Dataset content ->
————————
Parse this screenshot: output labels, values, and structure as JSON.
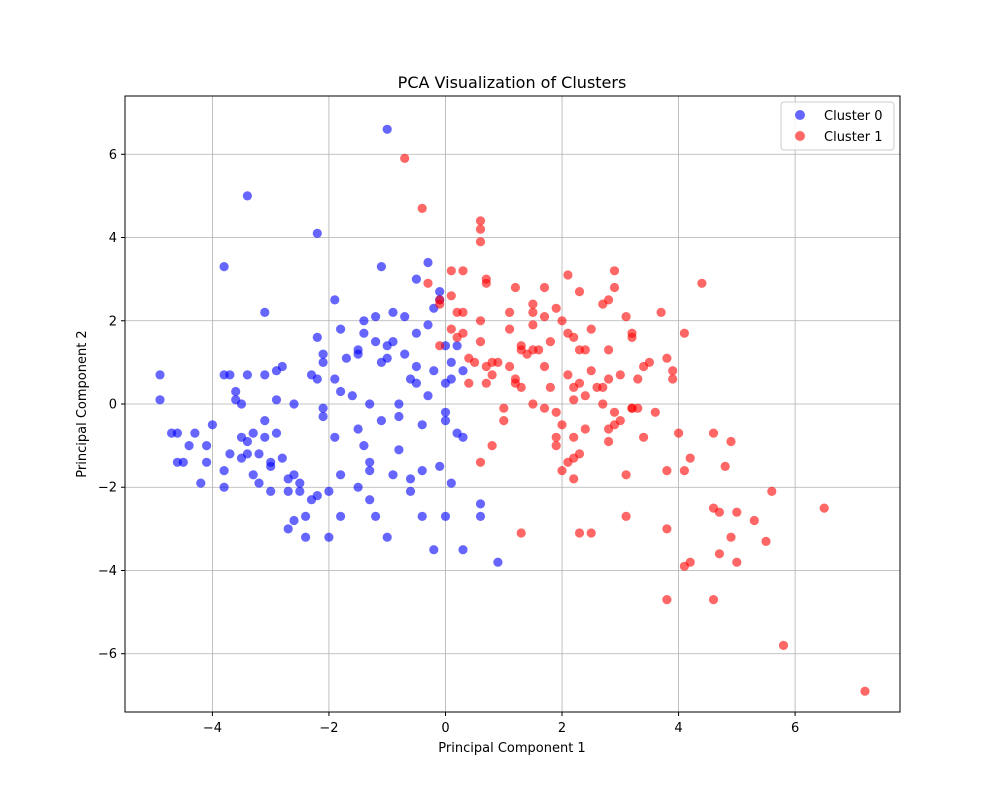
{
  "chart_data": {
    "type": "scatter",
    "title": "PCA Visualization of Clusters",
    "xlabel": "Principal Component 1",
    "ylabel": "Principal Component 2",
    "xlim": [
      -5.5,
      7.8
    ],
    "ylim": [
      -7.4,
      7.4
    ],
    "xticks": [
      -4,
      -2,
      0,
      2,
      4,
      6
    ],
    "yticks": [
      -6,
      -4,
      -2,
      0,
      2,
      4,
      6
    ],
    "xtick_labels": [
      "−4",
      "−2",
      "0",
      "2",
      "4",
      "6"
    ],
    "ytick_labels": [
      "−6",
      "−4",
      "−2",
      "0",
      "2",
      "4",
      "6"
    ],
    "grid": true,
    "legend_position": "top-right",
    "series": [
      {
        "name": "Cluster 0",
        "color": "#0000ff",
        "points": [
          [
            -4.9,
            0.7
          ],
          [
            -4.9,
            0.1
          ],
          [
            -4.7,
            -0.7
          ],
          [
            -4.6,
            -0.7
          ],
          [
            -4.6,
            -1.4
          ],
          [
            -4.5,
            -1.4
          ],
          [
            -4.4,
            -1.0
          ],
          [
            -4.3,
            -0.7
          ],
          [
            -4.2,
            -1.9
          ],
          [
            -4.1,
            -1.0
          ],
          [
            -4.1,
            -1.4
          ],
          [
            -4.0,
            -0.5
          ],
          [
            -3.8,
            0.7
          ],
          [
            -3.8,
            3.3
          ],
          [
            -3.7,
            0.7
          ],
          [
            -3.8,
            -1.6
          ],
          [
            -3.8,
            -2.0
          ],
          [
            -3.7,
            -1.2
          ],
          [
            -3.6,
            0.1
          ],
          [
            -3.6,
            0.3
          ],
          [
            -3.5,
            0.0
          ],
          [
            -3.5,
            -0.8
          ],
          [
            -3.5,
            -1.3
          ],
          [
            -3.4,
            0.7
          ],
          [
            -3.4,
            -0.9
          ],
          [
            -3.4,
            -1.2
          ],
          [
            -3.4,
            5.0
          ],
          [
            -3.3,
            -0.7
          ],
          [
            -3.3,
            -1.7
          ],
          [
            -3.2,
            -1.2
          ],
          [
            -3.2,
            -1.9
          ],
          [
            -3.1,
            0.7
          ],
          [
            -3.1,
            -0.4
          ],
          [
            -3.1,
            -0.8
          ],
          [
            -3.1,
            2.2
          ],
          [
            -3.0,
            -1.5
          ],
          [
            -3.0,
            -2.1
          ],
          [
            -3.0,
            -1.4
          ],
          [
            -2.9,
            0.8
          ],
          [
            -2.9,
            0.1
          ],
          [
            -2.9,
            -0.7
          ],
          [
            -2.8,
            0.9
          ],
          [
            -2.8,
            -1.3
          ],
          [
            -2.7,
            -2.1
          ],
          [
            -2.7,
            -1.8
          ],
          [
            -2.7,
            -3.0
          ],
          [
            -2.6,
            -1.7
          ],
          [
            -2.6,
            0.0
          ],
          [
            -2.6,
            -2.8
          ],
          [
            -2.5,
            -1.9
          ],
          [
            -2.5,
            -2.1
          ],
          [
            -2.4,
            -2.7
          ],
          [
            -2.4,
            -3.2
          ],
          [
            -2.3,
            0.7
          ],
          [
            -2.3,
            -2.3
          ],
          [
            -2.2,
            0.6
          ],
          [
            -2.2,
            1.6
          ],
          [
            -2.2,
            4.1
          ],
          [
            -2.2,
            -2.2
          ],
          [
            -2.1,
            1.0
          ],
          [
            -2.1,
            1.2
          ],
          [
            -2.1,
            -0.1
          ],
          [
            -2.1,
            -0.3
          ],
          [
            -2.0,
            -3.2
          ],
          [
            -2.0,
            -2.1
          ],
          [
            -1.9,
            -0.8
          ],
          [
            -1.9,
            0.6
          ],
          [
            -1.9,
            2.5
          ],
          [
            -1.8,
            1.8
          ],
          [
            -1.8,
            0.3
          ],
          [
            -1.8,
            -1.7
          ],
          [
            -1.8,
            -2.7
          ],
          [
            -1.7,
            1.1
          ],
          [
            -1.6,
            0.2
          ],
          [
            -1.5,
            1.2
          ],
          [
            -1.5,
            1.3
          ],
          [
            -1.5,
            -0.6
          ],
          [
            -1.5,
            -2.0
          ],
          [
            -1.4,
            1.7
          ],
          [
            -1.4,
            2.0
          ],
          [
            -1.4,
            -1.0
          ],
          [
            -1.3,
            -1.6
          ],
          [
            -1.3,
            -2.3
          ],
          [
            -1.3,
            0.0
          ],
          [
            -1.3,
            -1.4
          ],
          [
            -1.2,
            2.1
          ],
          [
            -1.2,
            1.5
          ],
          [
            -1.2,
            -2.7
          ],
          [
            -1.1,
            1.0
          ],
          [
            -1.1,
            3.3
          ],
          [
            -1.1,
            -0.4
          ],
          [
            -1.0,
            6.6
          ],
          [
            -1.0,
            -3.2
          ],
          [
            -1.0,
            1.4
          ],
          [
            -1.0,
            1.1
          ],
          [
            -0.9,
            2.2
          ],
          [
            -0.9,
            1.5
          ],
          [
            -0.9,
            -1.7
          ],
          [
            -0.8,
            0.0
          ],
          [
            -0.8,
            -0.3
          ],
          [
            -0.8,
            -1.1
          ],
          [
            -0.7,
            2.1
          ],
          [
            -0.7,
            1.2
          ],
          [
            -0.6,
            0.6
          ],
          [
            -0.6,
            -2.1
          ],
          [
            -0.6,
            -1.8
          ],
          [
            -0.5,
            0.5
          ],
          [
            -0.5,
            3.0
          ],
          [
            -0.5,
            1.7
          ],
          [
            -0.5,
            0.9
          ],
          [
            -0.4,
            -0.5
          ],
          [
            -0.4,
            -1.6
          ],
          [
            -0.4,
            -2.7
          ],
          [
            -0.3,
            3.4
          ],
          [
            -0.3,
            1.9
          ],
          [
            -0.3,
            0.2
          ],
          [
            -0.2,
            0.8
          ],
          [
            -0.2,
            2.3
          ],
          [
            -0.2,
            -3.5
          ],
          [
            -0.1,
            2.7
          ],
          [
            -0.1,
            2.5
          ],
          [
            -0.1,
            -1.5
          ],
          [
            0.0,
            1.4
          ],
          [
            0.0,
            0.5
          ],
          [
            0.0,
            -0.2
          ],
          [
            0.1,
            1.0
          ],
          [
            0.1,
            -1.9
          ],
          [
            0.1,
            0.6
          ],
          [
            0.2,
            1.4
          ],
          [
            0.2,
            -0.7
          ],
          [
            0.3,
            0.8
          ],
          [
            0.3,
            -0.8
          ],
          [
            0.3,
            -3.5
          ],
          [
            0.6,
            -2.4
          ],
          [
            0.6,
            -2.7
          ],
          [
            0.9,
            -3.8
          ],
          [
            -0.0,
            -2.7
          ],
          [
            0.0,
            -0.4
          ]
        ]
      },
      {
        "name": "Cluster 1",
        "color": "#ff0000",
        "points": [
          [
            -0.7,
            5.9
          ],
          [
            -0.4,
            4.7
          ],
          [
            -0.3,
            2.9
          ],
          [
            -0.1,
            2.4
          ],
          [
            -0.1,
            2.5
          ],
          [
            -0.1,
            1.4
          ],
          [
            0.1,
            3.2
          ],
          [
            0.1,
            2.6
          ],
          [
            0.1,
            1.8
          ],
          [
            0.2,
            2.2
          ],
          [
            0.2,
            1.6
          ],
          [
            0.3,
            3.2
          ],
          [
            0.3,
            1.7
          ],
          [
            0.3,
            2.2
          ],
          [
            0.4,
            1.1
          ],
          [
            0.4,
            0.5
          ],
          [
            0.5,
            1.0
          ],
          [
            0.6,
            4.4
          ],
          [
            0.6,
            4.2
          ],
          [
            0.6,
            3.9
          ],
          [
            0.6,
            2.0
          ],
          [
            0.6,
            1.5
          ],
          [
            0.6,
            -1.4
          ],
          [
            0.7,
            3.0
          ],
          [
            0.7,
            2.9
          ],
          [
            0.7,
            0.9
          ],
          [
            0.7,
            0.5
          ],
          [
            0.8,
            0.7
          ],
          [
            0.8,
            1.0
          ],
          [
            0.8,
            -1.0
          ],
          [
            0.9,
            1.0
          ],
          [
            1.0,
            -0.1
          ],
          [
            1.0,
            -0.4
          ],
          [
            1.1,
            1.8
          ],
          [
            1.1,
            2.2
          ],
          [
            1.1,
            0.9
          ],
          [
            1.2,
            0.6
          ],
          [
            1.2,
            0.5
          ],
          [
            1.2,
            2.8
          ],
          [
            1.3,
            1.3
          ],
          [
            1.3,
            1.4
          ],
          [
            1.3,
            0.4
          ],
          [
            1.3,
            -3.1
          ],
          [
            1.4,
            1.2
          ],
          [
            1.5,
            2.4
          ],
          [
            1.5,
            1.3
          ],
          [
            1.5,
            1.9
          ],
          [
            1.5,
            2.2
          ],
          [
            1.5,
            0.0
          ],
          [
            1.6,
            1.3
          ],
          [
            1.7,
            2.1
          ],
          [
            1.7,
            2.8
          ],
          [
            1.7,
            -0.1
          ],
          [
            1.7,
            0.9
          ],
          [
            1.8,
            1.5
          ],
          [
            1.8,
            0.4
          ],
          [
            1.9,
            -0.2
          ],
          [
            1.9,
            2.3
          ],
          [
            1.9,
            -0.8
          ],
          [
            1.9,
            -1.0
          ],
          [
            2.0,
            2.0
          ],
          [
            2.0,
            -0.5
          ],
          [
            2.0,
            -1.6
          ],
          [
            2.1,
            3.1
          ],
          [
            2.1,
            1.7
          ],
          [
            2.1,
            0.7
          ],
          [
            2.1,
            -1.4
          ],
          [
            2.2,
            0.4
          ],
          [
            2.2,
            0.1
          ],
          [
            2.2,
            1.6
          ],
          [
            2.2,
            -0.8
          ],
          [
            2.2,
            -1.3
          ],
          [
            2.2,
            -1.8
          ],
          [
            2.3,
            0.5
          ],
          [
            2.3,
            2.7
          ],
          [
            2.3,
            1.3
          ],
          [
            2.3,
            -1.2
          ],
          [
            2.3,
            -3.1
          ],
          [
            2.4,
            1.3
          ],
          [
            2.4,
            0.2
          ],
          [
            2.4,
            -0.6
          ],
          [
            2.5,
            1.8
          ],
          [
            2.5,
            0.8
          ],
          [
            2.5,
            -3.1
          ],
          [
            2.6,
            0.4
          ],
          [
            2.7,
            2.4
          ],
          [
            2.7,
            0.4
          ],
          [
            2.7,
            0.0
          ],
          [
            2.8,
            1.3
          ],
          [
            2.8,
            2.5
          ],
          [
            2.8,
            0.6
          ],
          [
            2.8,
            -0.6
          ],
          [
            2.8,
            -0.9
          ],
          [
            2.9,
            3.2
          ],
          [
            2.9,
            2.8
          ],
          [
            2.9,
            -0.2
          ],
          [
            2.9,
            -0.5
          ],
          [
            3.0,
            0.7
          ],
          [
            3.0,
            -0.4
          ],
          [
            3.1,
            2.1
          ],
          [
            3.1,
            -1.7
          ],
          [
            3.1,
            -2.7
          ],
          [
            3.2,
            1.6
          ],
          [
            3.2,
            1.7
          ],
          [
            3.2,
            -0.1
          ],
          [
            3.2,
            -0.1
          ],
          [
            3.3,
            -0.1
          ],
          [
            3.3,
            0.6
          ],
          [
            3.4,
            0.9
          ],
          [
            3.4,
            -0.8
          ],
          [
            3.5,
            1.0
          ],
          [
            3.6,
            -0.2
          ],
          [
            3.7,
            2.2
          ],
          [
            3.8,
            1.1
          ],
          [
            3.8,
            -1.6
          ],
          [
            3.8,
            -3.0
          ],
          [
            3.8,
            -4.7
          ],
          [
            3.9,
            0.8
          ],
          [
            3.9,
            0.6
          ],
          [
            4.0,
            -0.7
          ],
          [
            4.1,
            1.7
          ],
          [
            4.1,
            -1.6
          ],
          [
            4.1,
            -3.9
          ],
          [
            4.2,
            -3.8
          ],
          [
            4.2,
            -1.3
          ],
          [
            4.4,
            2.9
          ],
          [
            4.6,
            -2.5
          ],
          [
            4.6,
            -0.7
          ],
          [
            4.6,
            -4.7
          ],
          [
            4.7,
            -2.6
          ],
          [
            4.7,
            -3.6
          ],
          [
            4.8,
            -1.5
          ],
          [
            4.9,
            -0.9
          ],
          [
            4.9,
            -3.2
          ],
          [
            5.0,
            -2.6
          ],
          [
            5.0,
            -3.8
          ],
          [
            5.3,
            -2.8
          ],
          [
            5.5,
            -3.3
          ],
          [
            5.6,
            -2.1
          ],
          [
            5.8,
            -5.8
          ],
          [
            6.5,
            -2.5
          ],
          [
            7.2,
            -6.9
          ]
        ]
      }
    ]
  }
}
————————
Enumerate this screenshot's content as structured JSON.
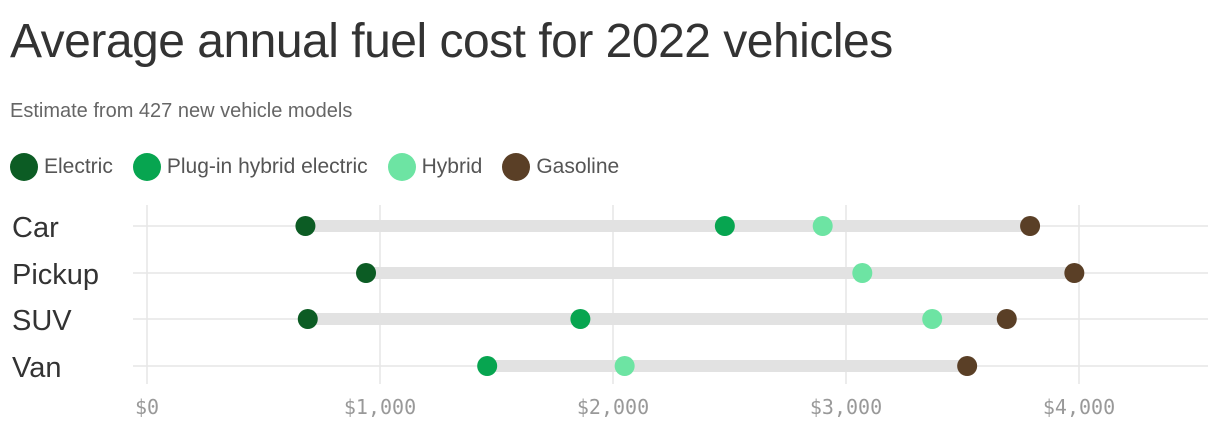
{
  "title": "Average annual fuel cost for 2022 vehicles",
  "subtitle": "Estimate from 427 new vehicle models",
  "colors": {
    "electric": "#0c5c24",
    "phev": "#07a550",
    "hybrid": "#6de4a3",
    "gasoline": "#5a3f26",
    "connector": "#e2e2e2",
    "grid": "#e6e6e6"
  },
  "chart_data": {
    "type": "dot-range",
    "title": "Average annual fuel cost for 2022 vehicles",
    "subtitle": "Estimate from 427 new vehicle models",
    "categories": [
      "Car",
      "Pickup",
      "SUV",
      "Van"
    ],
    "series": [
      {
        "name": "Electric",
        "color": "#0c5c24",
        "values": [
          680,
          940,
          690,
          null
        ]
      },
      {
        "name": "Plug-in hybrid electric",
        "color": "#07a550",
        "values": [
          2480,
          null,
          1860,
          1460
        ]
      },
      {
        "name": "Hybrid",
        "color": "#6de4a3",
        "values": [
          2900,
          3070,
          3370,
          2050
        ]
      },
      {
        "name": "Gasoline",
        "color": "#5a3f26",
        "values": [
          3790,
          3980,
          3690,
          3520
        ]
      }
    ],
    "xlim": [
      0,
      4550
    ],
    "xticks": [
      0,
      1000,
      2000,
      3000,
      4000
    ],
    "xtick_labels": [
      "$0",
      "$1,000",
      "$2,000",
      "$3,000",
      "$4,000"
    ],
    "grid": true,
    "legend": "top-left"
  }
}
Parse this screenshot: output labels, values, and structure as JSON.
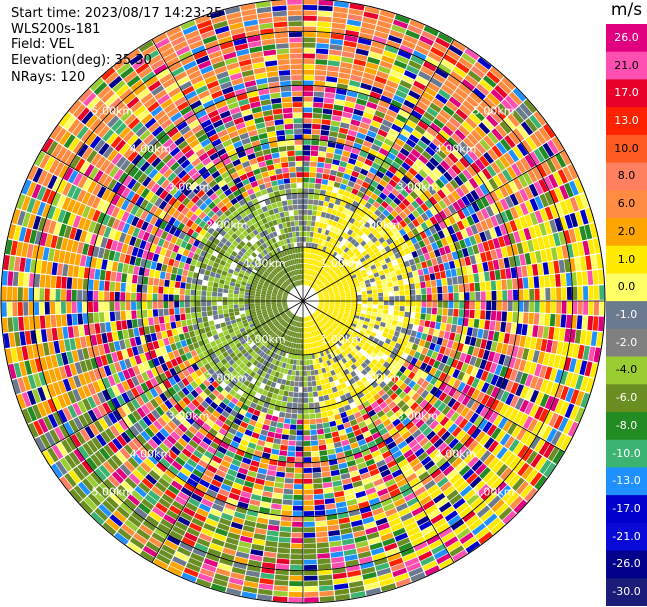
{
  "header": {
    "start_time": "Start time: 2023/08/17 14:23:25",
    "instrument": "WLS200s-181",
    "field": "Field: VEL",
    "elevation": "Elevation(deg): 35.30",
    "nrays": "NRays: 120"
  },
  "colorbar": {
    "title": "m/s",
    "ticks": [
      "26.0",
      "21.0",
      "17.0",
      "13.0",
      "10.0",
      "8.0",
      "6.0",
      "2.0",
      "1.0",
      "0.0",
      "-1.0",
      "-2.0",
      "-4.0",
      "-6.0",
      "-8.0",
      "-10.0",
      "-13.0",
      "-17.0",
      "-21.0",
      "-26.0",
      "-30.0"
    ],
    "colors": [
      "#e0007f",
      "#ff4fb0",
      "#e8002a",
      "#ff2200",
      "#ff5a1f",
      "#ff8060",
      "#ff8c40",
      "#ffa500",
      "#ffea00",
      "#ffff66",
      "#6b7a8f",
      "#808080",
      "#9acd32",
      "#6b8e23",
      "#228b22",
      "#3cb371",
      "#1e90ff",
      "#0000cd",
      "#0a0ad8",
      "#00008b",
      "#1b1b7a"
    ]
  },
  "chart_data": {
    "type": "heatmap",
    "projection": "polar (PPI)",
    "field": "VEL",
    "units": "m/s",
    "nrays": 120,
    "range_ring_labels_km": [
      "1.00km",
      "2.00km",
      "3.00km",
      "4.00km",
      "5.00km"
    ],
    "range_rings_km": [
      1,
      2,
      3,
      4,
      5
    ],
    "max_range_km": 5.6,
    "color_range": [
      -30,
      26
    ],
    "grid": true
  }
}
————————
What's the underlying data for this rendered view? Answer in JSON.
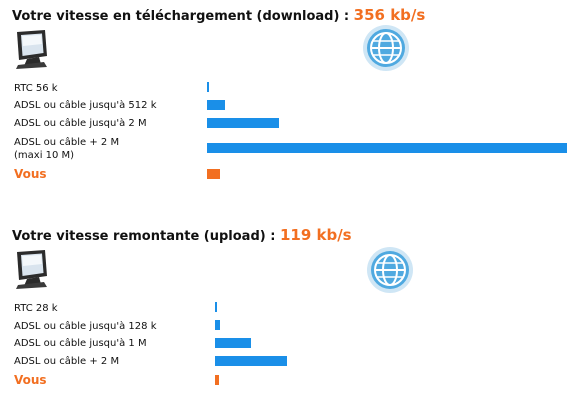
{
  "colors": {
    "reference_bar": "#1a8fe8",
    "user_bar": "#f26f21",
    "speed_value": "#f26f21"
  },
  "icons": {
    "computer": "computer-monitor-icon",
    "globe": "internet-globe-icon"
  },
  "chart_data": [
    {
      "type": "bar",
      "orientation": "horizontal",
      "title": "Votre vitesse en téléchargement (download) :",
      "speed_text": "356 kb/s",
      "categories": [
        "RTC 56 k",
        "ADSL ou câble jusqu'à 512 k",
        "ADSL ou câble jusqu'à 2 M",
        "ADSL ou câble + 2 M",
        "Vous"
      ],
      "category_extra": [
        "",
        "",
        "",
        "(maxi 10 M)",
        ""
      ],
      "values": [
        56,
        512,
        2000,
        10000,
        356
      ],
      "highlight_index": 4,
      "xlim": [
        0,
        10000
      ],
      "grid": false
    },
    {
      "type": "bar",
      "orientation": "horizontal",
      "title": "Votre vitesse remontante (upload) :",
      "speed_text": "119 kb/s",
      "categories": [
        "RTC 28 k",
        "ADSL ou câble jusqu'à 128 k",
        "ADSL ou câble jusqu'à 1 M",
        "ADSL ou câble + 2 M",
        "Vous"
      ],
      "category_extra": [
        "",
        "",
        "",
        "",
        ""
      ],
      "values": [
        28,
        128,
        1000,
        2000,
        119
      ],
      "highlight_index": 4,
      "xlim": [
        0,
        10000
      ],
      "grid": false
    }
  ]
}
————————
Direction ->
In the entries above, locate every line with the word "Component" and copy it.

Output below ->
    "xlabel": "Principal Component 1",
    "ylabel": "Principal Component 2",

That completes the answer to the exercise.